Reproduce the rows word for word, starting at the very first row and going on through the row that contains "svg-text:потенциал: потенциал (310, 207, 374, 221)".

-- Supplied information start --

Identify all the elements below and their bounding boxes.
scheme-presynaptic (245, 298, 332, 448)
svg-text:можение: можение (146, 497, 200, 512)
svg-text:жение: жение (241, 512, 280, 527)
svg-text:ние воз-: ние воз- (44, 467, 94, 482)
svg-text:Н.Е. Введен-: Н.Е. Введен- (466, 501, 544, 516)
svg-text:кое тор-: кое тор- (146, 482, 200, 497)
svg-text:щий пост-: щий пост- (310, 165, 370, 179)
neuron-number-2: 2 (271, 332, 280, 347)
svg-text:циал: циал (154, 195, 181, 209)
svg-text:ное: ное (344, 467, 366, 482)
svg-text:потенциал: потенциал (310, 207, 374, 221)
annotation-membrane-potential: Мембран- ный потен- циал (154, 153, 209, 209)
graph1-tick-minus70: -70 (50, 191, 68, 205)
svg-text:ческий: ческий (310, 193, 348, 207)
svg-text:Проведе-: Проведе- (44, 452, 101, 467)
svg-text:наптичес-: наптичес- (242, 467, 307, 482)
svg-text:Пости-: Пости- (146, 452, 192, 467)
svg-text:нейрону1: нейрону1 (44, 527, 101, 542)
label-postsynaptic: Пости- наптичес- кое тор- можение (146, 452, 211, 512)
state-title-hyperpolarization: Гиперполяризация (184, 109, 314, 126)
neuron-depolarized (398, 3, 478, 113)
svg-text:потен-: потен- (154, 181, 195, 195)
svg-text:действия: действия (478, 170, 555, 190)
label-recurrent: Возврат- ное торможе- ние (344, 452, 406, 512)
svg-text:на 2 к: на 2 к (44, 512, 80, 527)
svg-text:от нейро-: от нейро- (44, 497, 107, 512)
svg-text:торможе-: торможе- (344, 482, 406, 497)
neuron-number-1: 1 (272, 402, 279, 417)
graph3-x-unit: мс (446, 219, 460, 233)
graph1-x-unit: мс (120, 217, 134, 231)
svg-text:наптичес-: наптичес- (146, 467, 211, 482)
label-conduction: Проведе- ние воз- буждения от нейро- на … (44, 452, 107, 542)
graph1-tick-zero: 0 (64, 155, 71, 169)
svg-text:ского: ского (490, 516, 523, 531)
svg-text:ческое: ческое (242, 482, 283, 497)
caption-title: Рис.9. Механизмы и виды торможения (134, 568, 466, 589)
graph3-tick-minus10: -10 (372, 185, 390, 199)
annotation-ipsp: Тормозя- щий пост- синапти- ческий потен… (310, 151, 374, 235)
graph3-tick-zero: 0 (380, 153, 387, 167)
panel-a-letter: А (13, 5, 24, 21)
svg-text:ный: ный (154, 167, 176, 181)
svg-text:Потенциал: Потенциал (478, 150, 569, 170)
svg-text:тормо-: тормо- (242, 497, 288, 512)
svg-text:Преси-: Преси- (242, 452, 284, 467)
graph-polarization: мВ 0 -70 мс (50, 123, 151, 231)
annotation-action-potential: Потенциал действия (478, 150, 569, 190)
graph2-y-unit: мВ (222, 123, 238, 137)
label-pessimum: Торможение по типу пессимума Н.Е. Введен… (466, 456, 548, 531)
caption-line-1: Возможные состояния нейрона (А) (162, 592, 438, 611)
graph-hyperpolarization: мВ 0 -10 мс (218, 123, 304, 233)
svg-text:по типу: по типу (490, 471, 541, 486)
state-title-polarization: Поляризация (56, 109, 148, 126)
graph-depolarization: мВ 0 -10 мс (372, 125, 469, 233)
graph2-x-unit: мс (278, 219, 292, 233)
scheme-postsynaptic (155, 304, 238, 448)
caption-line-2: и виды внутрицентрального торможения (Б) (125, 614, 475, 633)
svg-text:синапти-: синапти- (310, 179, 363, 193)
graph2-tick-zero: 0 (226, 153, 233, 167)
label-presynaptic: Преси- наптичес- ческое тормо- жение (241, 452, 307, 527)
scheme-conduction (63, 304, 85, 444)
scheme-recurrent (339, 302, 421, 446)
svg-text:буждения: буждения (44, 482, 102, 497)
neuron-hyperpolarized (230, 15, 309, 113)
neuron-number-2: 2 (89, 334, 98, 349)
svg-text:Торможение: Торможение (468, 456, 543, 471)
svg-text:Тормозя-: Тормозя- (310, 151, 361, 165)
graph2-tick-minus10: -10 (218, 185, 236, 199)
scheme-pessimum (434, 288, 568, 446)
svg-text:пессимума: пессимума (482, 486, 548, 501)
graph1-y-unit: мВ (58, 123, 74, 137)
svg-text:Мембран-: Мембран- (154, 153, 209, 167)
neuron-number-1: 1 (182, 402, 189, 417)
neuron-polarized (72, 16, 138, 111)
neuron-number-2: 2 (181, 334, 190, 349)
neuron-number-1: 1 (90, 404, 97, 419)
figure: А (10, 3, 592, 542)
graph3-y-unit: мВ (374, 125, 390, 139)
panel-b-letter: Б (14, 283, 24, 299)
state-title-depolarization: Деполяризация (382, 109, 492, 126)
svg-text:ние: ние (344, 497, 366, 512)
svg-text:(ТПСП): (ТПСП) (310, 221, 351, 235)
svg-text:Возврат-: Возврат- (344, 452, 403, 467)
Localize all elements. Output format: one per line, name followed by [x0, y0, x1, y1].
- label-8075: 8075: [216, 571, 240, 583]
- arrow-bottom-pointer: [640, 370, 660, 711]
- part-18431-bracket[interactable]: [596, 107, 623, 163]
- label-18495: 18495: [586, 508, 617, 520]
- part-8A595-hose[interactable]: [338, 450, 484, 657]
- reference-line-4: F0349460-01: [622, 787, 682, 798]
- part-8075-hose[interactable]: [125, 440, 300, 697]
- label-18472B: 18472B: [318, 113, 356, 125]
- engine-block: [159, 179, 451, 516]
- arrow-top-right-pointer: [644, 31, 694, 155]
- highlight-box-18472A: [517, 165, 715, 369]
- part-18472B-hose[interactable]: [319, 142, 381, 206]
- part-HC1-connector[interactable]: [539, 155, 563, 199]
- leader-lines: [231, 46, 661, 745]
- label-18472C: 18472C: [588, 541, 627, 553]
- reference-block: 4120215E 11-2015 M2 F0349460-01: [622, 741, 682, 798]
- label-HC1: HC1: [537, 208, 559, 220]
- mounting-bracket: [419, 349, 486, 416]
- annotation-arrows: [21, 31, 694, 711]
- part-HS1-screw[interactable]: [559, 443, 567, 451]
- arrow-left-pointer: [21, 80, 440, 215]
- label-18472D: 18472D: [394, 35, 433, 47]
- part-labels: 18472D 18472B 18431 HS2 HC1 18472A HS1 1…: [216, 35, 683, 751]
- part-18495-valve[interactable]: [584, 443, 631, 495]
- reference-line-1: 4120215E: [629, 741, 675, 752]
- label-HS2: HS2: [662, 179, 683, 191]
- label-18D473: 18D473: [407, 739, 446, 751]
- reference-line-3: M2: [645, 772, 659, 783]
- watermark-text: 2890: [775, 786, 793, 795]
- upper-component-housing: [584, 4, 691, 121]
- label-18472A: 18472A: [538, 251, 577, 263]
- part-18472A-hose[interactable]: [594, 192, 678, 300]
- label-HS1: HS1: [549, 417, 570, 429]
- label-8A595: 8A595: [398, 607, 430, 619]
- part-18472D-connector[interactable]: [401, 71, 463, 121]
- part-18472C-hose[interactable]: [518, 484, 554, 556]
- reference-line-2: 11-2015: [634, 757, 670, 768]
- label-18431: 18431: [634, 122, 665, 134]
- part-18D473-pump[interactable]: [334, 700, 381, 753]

-- Supplied information end --

[Exercise output]
Identify all the elements below and their bounding boxes.
scheme-presynaptic (245, 298, 332, 448)
svg-text:можение: можение (146, 497, 200, 512)
svg-text:жение: жение (241, 512, 280, 527)
svg-text:ние воз-: ние воз- (44, 467, 94, 482)
svg-text:Н.Е. Введен-: Н.Е. Введен- (466, 501, 544, 516)
svg-text:кое тор-: кое тор- (146, 482, 200, 497)
svg-text:щий пост-: щий пост- (310, 165, 370, 179)
neuron-number-2: 2 (271, 332, 280, 347)
svg-text:циал: циал (154, 195, 181, 209)
svg-text:ное: ное (344, 467, 366, 482)
svg-text:потенциал: потенциал (310, 207, 374, 221)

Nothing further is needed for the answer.